Directive:
Every entry below should be printed exactly, without its images.

Record excerpts:
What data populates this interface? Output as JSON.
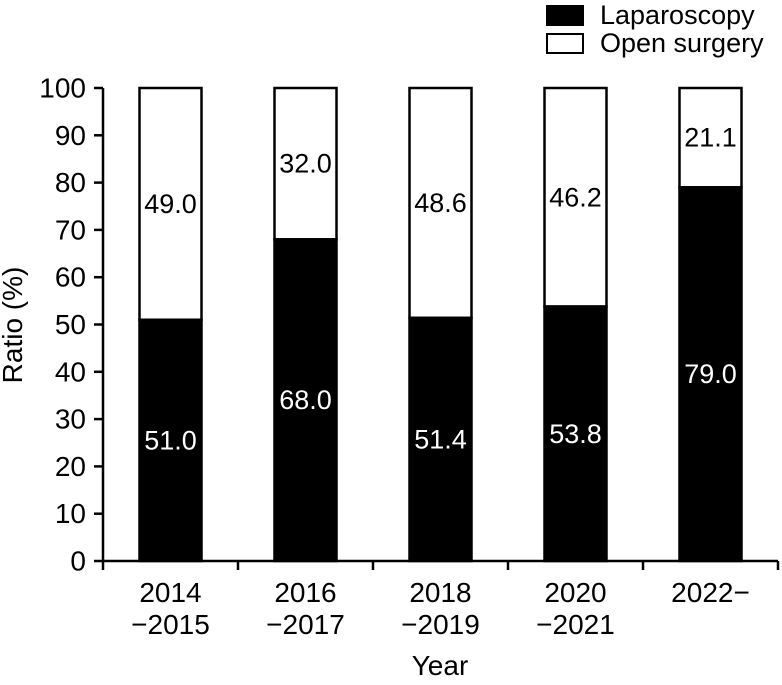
{
  "chart_data": {
    "type": "bar",
    "stacked": true,
    "title": "",
    "xlabel": "Year",
    "ylabel": "Ratio (%)",
    "ylim": [
      0,
      100
    ],
    "ytick_step": 10,
    "ytick_labels": [
      "0",
      "10",
      "20",
      "30",
      "40",
      "50",
      "60",
      "70",
      "80",
      "90",
      "100"
    ],
    "categories": [
      [
        "2014",
        "−2015"
      ],
      [
        "2016",
        "−2017"
      ],
      [
        "2018",
        "−2019"
      ],
      [
        "2020",
        "−2021"
      ],
      [
        "2022−"
      ]
    ],
    "series": [
      {
        "name": "Laparoscopy",
        "color": "#000000",
        "label_color": "#ffffff",
        "values": [
          51.0,
          68.0,
          51.4,
          53.8,
          79.0
        ]
      },
      {
        "name": "Open surgery",
        "color": "#ffffff",
        "label_color": "#000000",
        "values": [
          49.0,
          32.0,
          48.6,
          46.2,
          21.1
        ]
      }
    ],
    "grid": false,
    "legend_position": "top-right"
  },
  "legend": {
    "items": [
      {
        "label": "Laparoscopy",
        "swatch": "black"
      },
      {
        "label": "Open surgery",
        "swatch": "white"
      }
    ]
  },
  "colors": {
    "foreground": "#000000",
    "background": "#ffffff"
  }
}
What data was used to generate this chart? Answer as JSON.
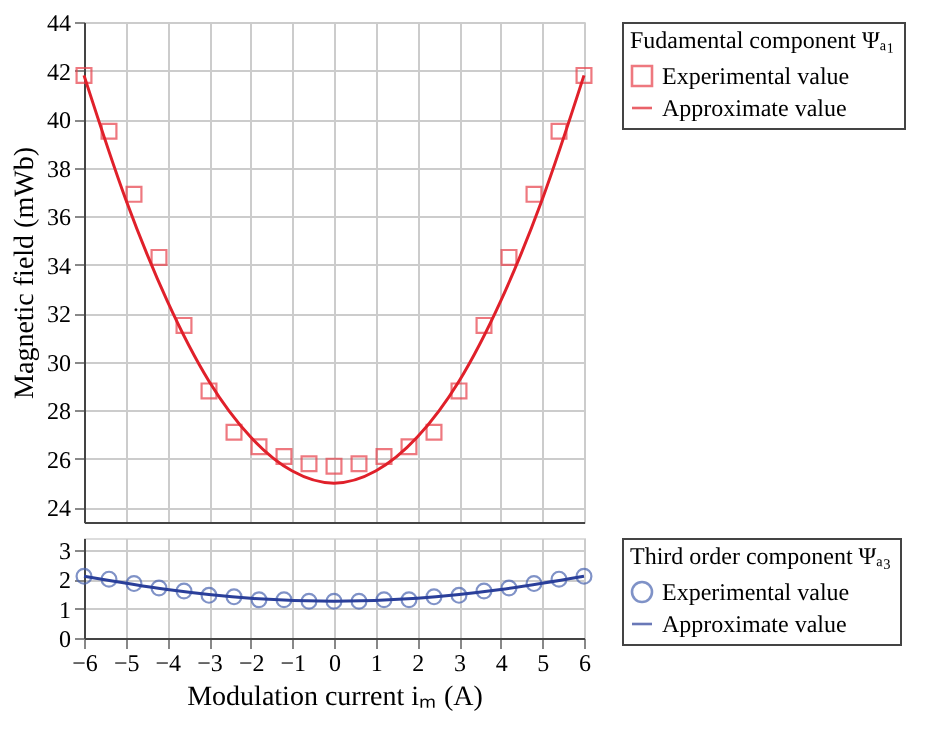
{
  "chart_data": [
    {
      "type": "scatter",
      "ylabel": "Magnetic field (mWb)",
      "legend_title": "Fudamental component Ψₐ₁",
      "legend": "right",
      "grid": true,
      "tick_labels": "y",
      "xlim": [
        -6,
        6
      ],
      "xticks": [
        -6,
        -5,
        -4,
        -3,
        -2,
        -1,
        0,
        1,
        2,
        3,
        4,
        5,
        6
      ],
      "ylim": [
        23.4,
        44
      ],
      "yticks": [
        24,
        26,
        28,
        30,
        32,
        34,
        36,
        38,
        40,
        42,
        44
      ],
      "series": [
        {
          "name": "Experimental value",
          "type": "scatter",
          "marker": "square",
          "color": "#e8404a",
          "x": [
            -6,
            -5.4,
            -4.8,
            -4.2,
            -3.6,
            -3,
            -2.4,
            -1.8,
            -1.2,
            -0.6,
            0,
            0.6,
            1.2,
            1.8,
            2.4,
            3,
            3.6,
            4.2,
            4.8,
            5.4,
            6
          ],
          "values": [
            41.8,
            39.5,
            36.9,
            34.3,
            31.5,
            28.8,
            27.1,
            26.5,
            26.1,
            25.8,
            25.7,
            25.8,
            26.1,
            26.5,
            27.1,
            28.8,
            31.5,
            34.3,
            36.9,
            39.5,
            41.8
          ]
        },
        {
          "name": "Approximate value",
          "type": "line",
          "color": "#e0202a",
          "x": [
            -6,
            -5,
            -4,
            -3,
            -2,
            -1,
            0,
            1,
            2,
            3,
            4,
            5,
            6
          ],
          "values": [
            41.8,
            36.7,
            32.5,
            29.2,
            26.9,
            25.5,
            25.0,
            25.5,
            26.9,
            29.2,
            32.5,
            36.7,
            41.8
          ]
        }
      ]
    },
    {
      "type": "scatter",
      "xlabel": "Modulation current iₘ (A)",
      "legend_title": "Third order component Ψₐ₃",
      "legend": "right",
      "grid": true,
      "xlim": [
        -6,
        6
      ],
      "xticks": [
        -6,
        -5,
        -4,
        -3,
        -2,
        -1,
        0,
        1,
        2,
        3,
        4,
        5,
        6
      ],
      "ylim": [
        0,
        3.4
      ],
      "yticks": [
        0,
        1,
        2,
        3
      ],
      "series": [
        {
          "name": "Experimental value",
          "type": "scatter",
          "marker": "circle",
          "color": "#4a64b0",
          "x": [
            -6,
            -5.4,
            -4.8,
            -4.2,
            -3.6,
            -3,
            -2.4,
            -1.8,
            -1.2,
            -0.6,
            0,
            0.6,
            1.2,
            1.8,
            2.4,
            3,
            3.6,
            4.2,
            4.8,
            5.4,
            6
          ],
          "values": [
            2.1,
            2.0,
            1.85,
            1.7,
            1.6,
            1.45,
            1.4,
            1.3,
            1.3,
            1.25,
            1.25,
            1.25,
            1.3,
            1.3,
            1.4,
            1.45,
            1.6,
            1.7,
            1.85,
            2.0,
            2.1
          ]
        },
        {
          "name": "Approximate value",
          "type": "line",
          "color": "#2a3f9a",
          "x": [
            -6,
            -4,
            -2,
            0,
            2,
            4,
            6
          ],
          "values": [
            2.1,
            1.65,
            1.35,
            1.25,
            1.35,
            1.65,
            2.1
          ]
        }
      ]
    }
  ]
}
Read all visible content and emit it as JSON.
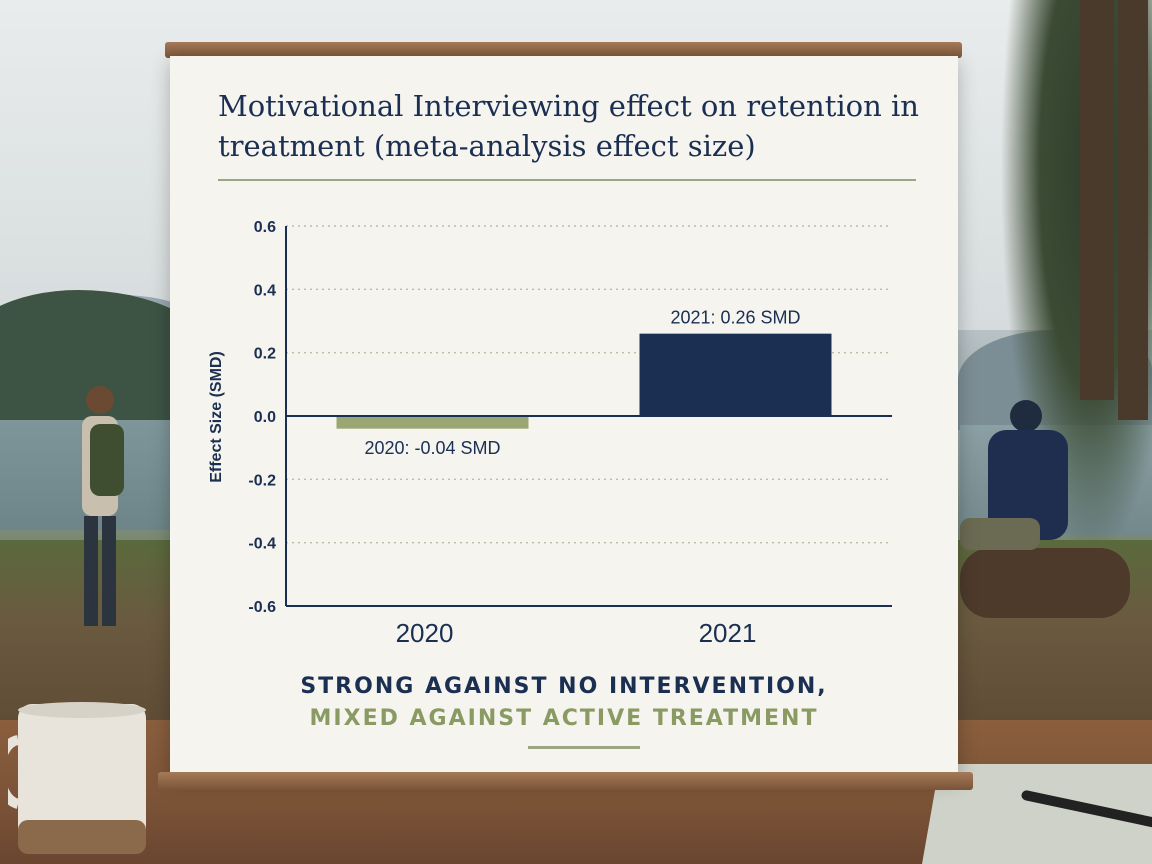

Written solution:
What data populates this interface? Output as JSON.
{
  "chart_data": {
    "type": "bar",
    "stacked": true,
    "title": "",
    "xlabel": "Year",
    "ylabel": "Ratio (%)",
    "ylim": [
      0,
      100
    ],
    "ytick_step": 10,
    "ytick_labels": [
      "0",
      "10",
      "20",
      "30",
      "40",
      "50",
      "60",
      "70",
      "80",
      "90",
      "100"
    ],
    "categories": [
      [
        "2014",
        "−2015"
      ],
      [
        "2016",
        "−2017"
      ],
      [
        "2018",
        "−2019"
      ],
      [
        "2020",
        "−2021"
      ],
      [
        "2022−"
      ]
    ],
    "series": [
      {
        "name": "Laparoscopy",
        "color": "#000000",
        "label_color": "#ffffff",
        "values": [
          51.0,
          68.0,
          51.4,
          53.8,
          79.0
        ]
      },
      {
        "name": "Open surgery",
        "color": "#ffffff",
        "label_color": "#000000",
        "values": [
          49.0,
          32.0,
          48.6,
          46.2,
          21.1
        ]
      }
    ],
    "grid": false,
    "legend_position": "top-right"
  },
  "legend": {
    "items": [
      {
        "label": "Laparoscopy",
        "swatch": "black"
      },
      {
        "label": "Open surgery",
        "swatch": "white"
      }
    ]
  },
  "colors": {
    "foreground": "#000000",
    "background": "#ffffff"
  }
}
What data was used to generate this chart? Answer as JSON.
{
  "chart_data": [
    {
      "type": "scatter",
      "ylabel": "Magnetic field (mWb)",
      "legend_title": "Fudamental component Ψₐ₁",
      "legend": "right",
      "grid": true,
      "tick_labels": "y",
      "xlim": [
        -6,
        6
      ],
      "xticks": [
        -6,
        -5,
        -4,
        -3,
        -2,
        -1,
        0,
        1,
        2,
        3,
        4,
        5,
        6
      ],
      "ylim": [
        23.4,
        44
      ],
      "yticks": [
        24,
        26,
        28,
        30,
        32,
        34,
        36,
        38,
        40,
        42,
        44
      ],
      "series": [
        {
          "name": "Experimental value",
          "type": "scatter",
          "marker": "square",
          "color": "#e8404a",
          "x": [
            -6,
            -5.4,
            -4.8,
            -4.2,
            -3.6,
            -3,
            -2.4,
            -1.8,
            -1.2,
            -0.6,
            0,
            0.6,
            1.2,
            1.8,
            2.4,
            3,
            3.6,
            4.2,
            4.8,
            5.4,
            6
          ],
          "values": [
            41.8,
            39.5,
            36.9,
            34.3,
            31.5,
            28.8,
            27.1,
            26.5,
            26.1,
            25.8,
            25.7,
            25.8,
            26.1,
            26.5,
            27.1,
            28.8,
            31.5,
            34.3,
            36.9,
            39.5,
            41.8
          ]
        },
        {
          "name": "Approximate value",
          "type": "line",
          "color": "#e0202a",
          "x": [
            -6,
            -5,
            -4,
            -3,
            -2,
            -1,
            0,
            1,
            2,
            3,
            4,
            5,
            6
          ],
          "values": [
            41.8,
            36.7,
            32.5,
            29.2,
            26.9,
            25.5,
            25.0,
            25.5,
            26.9,
            29.2,
            32.5,
            36.7,
            41.8
          ]
        }
      ]
    },
    {
      "type": "scatter",
      "xlabel": "Modulation current iₘ (A)",
      "legend_title": "Third order component Ψₐ₃",
      "legend": "right",
      "grid": true,
      "xlim": [
        -6,
        6
      ],
      "xticks": [
        -6,
        -5,
        -4,
        -3,
        -2,
        -1,
        0,
        1,
        2,
        3,
        4,
        5,
        6
      ],
      "ylim": [
        0,
        3.4
      ],
      "yticks": [
        0,
        1,
        2,
        3
      ],
      "series": [
        {
          "name": "Experimental value",
          "type": "scatter",
          "marker": "circle",
          "color": "#4a64b0",
          "x": [
            -6,
            -5.4,
            -4.8,
            -4.2,
            -3.6,
            -3,
            -2.4,
            -1.8,
            -1.2,
            -0.6,
            0,
            0.6,
            1.2,
            1.8,
            2.4,
            3,
            3.6,
            4.2,
            4.8,
            5.4,
            6
          ],
          "values": [
            2.1,
            2.0,
            1.85,
            1.7,
            1.6,
            1.45,
            1.4,
            1.3,
            1.3,
            1.25,
            1.25,
            1.25,
            1.3,
            1.3,
            1.4,
            1.45,
            1.6,
            1.7,
            1.85,
            2.0,
            2.1
          ]
        },
        {
          "name": "Approximate value",
          "type": "line",
          "color": "#2a3f9a",
          "x": [
            -6,
            -4,
            -2,
            0,
            2,
            4,
            6
          ],
          "values": [
            2.1,
            1.65,
            1.35,
            1.25,
            1.35,
            1.65,
            2.1
          ]
        }
      ]
    }
  ]
}
Read all visible content and emit it as JSON.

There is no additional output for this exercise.